**Task brief**. List each line of the data in which the string "price" appears.

**Supplied material**.
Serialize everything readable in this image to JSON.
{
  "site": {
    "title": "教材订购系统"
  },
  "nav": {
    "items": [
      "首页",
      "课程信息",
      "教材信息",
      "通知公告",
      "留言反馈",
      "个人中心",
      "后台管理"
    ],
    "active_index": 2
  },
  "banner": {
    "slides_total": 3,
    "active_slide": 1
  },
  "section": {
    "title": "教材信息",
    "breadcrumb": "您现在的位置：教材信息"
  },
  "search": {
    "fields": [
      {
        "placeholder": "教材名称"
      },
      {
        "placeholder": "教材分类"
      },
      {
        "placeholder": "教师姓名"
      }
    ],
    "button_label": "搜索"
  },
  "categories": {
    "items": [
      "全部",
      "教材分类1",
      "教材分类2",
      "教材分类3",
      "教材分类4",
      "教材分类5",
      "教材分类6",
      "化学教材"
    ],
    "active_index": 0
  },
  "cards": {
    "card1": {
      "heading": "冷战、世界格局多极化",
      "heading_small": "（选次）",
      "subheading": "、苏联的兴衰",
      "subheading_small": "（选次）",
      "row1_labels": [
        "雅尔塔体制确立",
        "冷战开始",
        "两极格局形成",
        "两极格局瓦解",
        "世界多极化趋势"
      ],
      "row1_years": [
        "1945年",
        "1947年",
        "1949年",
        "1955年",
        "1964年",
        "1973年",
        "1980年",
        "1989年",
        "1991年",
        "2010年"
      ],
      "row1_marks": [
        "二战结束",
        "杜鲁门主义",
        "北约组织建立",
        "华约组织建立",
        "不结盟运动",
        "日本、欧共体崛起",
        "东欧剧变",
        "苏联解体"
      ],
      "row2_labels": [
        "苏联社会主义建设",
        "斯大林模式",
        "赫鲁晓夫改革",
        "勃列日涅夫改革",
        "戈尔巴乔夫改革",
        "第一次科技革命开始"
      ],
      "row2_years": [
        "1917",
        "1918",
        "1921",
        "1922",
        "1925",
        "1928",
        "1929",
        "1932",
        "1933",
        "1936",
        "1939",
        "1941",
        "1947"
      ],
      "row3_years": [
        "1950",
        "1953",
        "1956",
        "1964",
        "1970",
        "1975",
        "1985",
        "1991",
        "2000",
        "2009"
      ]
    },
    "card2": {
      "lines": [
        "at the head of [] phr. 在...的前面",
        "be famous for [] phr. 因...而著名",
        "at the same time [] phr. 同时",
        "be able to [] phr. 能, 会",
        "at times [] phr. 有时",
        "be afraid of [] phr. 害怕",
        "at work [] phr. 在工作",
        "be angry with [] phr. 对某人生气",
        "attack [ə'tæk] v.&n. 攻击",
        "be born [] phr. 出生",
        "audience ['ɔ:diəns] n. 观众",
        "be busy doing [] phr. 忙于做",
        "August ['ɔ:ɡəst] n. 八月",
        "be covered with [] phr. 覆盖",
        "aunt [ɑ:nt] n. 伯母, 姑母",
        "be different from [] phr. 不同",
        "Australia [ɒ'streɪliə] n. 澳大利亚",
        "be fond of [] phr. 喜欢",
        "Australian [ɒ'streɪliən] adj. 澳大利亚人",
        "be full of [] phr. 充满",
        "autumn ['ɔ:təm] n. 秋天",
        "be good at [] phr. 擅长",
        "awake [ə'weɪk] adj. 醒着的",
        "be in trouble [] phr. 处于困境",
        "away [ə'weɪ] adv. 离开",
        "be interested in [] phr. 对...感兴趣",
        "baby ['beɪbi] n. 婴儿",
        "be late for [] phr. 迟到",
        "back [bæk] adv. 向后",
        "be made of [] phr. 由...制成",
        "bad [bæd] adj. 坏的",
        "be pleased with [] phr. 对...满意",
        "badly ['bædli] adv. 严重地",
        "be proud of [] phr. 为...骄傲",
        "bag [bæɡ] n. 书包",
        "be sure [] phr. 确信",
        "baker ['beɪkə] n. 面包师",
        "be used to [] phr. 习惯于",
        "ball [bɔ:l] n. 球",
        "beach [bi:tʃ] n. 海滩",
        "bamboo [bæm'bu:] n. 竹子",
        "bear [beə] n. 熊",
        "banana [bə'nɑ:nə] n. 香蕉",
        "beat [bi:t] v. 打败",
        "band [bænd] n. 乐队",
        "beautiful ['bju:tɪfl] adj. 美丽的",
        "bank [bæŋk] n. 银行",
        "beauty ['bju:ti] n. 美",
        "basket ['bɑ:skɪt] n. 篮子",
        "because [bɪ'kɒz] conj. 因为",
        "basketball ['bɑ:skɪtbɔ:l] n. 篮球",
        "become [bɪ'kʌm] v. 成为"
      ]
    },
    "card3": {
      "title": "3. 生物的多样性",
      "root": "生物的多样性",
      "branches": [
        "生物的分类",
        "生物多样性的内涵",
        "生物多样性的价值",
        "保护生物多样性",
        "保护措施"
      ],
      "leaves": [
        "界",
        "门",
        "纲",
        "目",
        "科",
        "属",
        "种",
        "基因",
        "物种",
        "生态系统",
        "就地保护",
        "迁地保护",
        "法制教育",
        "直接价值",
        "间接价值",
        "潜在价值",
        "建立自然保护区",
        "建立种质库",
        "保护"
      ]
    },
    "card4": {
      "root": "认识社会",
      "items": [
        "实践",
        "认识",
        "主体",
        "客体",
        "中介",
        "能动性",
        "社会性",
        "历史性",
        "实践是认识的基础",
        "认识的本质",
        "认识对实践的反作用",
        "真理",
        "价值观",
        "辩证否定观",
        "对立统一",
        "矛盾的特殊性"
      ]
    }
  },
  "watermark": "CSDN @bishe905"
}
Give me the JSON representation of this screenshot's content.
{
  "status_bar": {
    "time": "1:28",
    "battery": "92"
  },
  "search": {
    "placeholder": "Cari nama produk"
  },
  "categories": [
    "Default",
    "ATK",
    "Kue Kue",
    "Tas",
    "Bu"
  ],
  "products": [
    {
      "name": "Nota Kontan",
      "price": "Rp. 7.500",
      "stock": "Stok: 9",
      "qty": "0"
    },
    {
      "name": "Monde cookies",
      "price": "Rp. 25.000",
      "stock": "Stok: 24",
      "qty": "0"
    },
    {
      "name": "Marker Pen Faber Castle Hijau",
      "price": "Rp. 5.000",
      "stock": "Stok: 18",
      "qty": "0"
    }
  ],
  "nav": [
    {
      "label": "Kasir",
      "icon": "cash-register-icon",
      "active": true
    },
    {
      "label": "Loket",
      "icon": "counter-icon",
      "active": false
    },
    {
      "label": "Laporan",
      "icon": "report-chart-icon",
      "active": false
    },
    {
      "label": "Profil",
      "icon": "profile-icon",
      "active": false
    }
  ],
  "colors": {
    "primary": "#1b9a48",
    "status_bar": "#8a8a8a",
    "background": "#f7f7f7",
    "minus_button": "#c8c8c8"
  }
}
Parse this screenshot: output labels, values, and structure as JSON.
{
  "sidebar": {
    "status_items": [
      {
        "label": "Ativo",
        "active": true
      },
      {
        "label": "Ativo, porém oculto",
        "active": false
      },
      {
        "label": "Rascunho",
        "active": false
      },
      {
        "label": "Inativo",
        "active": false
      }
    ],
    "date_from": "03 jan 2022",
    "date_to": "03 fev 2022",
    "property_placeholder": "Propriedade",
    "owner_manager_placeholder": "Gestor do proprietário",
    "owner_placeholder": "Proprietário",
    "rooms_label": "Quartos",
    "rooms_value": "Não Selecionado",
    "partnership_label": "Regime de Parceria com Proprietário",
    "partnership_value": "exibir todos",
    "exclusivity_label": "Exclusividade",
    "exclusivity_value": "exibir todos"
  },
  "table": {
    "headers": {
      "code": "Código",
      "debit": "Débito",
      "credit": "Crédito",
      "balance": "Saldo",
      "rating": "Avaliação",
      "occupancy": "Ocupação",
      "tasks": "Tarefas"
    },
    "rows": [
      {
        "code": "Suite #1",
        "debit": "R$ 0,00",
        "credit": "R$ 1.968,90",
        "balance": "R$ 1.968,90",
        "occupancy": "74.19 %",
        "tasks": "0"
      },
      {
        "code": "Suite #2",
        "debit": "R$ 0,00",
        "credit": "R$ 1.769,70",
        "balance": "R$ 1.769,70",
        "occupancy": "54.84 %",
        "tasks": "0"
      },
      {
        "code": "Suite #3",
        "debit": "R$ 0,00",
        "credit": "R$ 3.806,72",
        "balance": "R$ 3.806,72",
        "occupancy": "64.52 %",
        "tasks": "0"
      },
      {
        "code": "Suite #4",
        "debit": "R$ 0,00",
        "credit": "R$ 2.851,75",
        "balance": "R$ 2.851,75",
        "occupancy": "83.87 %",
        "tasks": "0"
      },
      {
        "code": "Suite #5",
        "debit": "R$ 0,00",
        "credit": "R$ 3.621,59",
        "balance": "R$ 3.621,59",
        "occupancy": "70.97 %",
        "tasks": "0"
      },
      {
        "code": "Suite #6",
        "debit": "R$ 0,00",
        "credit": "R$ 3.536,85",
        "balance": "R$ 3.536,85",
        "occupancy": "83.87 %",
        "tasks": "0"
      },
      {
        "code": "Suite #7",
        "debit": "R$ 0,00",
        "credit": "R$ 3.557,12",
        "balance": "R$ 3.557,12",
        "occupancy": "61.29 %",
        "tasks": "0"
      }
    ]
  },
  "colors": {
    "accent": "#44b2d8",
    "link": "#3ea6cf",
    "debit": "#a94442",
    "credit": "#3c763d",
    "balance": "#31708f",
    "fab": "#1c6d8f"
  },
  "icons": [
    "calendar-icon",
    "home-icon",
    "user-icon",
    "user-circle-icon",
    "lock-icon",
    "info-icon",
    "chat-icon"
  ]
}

**Reply**.
      "price": "Rp. 7.500",
      "price": "Rp. 25.000",
      "price": "Rp. 5.000",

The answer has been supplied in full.